-- BEGIN --
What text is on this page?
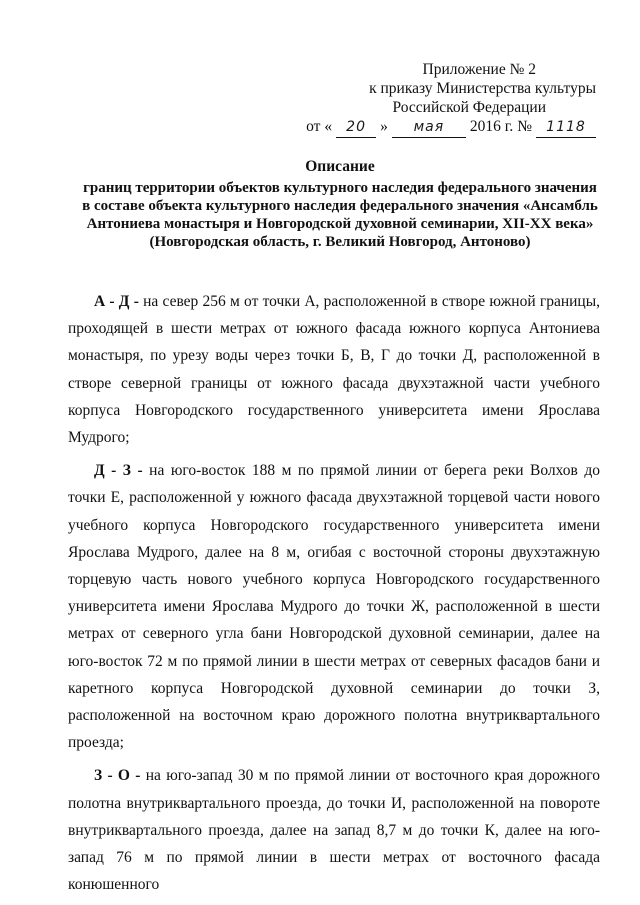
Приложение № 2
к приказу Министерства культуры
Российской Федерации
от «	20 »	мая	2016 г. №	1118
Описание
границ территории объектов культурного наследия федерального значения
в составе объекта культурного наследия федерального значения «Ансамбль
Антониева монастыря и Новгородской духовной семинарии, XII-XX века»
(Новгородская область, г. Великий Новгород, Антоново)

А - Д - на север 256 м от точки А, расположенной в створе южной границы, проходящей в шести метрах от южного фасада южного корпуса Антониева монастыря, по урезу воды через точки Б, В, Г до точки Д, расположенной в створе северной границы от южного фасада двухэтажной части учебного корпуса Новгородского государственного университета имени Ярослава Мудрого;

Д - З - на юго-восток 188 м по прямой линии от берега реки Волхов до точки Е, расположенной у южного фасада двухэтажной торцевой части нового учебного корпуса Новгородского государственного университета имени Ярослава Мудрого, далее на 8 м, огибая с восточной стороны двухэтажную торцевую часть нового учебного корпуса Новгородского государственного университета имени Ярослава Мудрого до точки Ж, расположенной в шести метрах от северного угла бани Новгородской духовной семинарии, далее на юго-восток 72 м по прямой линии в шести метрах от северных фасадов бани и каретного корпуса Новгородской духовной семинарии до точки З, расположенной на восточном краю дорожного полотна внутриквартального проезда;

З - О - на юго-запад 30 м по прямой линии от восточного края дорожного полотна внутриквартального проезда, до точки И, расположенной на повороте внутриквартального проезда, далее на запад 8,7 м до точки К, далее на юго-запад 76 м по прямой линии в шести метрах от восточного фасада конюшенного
-- END --
** Task prompt **
The records above must be transcribed exactly. Pictures are left out of the copy.

** Answer for this exercise **
What text is on this page?
Приложение № 2
к приказу Министерства культуры
Российской Федерации
от «	20 »	мая	2016 г. №	1118
Описание
границ территории объектов культурного наследия федерального значения
в составе объекта культурного наследия федерального значения «Ансамбль
Антониева монастыря и Новгородской духовной семинарии, XII-XX века»
(Новгородская область, г. Великий Новгород, Антоново)

А - Д - на север 256 м от точки А, расположенной в створе южной границы, проходящей в шести метрах от южного фасада южного корпуса Антониева монастыря, по урезу воды через точки Б, В, Г до точки Д, расположенной в створе северной границы от южного фасада двухэтажной части учебного корпуса Новгородского государственного университета имени Ярослава Мудрого;

Д - З - на юго-восток 188 м по прямой линии от берега реки Волхов до точки Е, расположенной у южного фасада двухэтажной торцевой части нового учебного корпуса Новгородского государственного университета имени Ярослава Мудрого, далее на 8 м, огибая с восточной стороны двухэтажную торцевую часть нового учебного корпуса Новгородского государственного университета имени Ярослава Мудрого до точки Ж, расположенной в шести метрах от северного угла бани Новгородской духовной семинарии, далее на юго-восток 72 м по прямой линии в шести метрах от северных фасадов бани и каретного корпуса Новгородской духовной семинарии до точки З, расположенной на восточном краю дорожного полотна внутриквартального проезда;

З - О - на юго-запад 30 м по прямой линии от восточного края дорожного полотна внутриквартального проезда, до точки И, расположенной на повороте внутриквартального проезда, далее на запад 8,7 м до точки К, далее на юго-запад 76 м по прямой линии в шести метрах от восточного фасада конюшенного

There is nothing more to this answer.